## [Task brief]
Copy every line with the string "штанги" in it.
====== Input for this task
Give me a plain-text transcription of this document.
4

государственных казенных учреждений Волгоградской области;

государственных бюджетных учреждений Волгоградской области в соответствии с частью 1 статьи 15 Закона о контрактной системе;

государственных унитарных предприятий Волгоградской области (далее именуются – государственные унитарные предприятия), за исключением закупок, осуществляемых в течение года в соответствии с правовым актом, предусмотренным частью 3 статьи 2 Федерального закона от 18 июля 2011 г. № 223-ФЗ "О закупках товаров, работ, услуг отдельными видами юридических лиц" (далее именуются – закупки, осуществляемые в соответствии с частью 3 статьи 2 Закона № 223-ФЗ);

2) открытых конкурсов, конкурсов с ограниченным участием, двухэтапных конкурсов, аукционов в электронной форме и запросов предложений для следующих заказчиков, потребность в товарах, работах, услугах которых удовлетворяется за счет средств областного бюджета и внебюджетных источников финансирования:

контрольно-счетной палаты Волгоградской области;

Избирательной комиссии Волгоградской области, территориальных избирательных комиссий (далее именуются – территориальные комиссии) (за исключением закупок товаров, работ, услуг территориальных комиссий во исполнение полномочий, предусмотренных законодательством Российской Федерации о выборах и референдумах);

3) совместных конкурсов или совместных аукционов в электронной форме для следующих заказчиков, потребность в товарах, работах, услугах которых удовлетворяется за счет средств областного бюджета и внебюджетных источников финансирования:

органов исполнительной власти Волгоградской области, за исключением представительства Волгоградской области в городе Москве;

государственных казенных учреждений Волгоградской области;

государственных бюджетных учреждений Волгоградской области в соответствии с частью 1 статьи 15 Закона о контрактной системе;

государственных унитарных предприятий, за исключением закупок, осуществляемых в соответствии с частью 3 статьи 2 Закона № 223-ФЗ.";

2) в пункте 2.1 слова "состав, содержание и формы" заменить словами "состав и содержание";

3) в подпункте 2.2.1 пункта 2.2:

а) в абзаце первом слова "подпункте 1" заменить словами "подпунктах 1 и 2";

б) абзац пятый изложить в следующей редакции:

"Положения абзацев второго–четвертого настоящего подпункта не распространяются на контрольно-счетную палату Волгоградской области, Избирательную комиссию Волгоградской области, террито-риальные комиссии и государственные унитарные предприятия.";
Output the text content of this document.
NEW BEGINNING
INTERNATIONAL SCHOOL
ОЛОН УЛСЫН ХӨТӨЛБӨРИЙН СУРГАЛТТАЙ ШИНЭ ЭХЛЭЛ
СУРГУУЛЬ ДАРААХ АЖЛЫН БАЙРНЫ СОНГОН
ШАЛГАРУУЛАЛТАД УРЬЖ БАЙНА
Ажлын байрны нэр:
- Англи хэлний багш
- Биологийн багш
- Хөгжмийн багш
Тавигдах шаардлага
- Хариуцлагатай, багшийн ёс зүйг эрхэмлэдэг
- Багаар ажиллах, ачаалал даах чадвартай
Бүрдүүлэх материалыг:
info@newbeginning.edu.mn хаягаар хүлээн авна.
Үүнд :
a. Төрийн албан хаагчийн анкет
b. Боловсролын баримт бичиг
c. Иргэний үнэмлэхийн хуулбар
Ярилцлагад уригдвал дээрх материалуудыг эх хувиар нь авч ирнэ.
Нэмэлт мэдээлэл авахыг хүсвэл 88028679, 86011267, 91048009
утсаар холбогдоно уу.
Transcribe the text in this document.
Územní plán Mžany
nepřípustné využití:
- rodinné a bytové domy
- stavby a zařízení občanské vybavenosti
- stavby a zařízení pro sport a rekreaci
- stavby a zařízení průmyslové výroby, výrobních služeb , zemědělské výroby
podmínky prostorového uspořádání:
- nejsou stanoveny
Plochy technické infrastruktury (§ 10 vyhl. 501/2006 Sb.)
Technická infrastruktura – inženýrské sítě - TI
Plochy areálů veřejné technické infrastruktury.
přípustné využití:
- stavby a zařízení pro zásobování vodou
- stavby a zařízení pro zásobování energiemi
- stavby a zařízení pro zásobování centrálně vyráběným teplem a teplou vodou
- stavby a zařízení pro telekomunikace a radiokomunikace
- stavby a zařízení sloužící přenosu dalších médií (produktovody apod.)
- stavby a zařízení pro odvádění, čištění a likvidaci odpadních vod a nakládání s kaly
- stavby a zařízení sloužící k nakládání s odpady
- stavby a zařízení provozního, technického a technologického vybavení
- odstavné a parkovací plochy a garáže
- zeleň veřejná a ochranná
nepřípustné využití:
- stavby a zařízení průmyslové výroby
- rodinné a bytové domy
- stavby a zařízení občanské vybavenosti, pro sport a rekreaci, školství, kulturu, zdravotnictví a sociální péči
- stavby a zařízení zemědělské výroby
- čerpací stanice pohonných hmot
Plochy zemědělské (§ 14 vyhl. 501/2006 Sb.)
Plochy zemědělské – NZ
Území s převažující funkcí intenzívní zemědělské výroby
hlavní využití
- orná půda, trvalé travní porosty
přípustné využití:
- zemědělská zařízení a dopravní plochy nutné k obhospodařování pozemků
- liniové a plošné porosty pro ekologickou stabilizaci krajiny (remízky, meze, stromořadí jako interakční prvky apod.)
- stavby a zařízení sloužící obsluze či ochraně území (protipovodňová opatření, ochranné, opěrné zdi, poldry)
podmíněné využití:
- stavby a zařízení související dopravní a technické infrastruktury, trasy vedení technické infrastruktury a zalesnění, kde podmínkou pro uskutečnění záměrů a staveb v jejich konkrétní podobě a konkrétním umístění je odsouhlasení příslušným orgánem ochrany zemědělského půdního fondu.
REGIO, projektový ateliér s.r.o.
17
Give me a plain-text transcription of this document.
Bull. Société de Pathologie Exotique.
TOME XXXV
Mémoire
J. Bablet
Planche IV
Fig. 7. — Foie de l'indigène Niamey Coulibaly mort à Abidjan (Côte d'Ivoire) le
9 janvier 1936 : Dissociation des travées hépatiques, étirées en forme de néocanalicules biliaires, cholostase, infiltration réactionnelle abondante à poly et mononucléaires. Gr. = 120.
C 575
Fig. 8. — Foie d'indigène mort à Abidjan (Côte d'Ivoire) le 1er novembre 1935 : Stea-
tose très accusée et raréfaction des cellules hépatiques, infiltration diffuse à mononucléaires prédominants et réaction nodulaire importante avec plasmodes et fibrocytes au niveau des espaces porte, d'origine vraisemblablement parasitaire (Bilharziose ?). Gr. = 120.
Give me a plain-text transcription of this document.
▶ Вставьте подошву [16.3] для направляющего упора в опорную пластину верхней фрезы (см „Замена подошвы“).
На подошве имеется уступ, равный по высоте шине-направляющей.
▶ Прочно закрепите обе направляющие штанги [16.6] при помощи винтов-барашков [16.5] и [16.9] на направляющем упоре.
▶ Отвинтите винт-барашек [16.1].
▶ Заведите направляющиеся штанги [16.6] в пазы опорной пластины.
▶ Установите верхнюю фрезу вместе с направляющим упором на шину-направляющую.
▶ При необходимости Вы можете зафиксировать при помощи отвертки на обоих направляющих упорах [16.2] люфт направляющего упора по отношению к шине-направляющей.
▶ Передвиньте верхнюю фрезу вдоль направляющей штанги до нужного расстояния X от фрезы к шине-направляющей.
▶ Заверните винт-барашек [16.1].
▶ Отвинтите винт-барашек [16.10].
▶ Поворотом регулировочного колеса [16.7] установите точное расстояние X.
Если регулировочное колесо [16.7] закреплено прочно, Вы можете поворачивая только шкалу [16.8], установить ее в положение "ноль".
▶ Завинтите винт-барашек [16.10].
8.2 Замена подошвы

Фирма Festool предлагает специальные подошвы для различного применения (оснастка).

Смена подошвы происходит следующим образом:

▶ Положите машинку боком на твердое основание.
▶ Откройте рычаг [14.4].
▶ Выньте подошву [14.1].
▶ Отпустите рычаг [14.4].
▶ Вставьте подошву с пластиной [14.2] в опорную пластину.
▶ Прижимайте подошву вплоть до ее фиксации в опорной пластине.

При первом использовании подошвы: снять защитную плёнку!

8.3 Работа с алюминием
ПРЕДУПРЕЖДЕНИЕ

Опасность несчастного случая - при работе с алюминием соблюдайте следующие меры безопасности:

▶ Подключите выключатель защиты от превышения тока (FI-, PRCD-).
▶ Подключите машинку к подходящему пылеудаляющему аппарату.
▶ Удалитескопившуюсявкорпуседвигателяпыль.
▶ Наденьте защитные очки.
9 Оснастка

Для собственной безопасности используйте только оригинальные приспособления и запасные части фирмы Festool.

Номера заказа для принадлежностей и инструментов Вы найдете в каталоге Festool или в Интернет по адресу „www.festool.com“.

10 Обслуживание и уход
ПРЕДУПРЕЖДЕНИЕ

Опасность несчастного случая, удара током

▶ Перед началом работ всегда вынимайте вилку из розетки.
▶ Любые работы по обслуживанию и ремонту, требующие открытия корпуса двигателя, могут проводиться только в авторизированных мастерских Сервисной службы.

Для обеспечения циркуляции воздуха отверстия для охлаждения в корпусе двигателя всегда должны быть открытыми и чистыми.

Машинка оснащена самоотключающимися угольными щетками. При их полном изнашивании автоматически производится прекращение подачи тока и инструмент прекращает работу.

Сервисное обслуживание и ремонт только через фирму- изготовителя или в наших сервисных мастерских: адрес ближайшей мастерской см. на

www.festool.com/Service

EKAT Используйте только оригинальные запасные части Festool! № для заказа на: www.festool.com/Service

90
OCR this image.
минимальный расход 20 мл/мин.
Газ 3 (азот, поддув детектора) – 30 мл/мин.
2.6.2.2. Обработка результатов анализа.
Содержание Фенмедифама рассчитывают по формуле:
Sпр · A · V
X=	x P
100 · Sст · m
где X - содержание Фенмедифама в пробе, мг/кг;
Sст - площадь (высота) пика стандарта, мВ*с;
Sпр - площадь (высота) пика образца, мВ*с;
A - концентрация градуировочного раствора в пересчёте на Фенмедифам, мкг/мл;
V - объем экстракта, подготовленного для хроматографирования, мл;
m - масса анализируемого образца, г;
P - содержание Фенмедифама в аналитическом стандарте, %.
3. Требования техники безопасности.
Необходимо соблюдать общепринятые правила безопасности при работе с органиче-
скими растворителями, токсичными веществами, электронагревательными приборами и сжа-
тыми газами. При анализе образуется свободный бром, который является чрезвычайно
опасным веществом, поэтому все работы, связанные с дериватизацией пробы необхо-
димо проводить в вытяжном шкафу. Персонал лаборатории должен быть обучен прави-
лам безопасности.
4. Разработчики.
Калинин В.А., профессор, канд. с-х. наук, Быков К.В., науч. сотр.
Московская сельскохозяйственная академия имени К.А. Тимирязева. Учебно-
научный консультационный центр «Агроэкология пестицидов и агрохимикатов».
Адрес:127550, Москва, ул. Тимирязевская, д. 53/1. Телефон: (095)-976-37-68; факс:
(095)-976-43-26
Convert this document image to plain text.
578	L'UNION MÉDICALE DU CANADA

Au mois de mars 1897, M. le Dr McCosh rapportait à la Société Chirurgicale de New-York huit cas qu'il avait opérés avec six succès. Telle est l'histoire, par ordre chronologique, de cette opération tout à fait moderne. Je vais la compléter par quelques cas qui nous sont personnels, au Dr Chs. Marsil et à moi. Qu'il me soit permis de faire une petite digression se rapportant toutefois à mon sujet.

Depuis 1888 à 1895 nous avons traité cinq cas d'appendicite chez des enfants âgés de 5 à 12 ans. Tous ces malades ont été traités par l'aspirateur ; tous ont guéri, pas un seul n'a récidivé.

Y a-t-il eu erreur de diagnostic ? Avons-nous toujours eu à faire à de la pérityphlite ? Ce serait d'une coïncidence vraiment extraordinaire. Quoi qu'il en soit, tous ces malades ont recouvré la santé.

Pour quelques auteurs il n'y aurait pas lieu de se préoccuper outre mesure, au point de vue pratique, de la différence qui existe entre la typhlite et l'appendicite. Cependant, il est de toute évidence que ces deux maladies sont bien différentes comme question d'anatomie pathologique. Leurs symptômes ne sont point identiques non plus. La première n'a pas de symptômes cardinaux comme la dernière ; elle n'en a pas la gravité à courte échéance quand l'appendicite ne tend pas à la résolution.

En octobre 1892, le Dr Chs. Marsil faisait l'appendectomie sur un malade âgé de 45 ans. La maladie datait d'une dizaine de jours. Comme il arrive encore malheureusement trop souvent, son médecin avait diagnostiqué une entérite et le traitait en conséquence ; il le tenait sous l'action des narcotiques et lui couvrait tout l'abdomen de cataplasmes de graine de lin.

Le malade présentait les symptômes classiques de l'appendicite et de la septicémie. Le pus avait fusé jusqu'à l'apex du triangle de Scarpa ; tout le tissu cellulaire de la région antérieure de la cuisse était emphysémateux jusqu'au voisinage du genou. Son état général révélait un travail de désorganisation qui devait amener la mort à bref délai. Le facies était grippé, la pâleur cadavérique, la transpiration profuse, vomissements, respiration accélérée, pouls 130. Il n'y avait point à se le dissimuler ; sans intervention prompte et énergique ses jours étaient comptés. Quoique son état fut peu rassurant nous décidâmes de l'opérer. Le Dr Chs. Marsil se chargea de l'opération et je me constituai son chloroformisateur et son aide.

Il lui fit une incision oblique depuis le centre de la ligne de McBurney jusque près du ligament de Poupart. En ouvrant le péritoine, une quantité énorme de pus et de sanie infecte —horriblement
============
## [Solution to the problem]
▶ Прочно закрепите обе направляющие штанги [16.6] при помощи винтов-барашков [16.5] и [16.9] на направляющем упоре.
▶ Заведите направляющиеся штанги [16.6] в пазы опорной пластины.
▶ Передвиньте верхнюю фрезу вдоль направляющей штанги до нужного расстояния X от фрезы к шине-направляющей.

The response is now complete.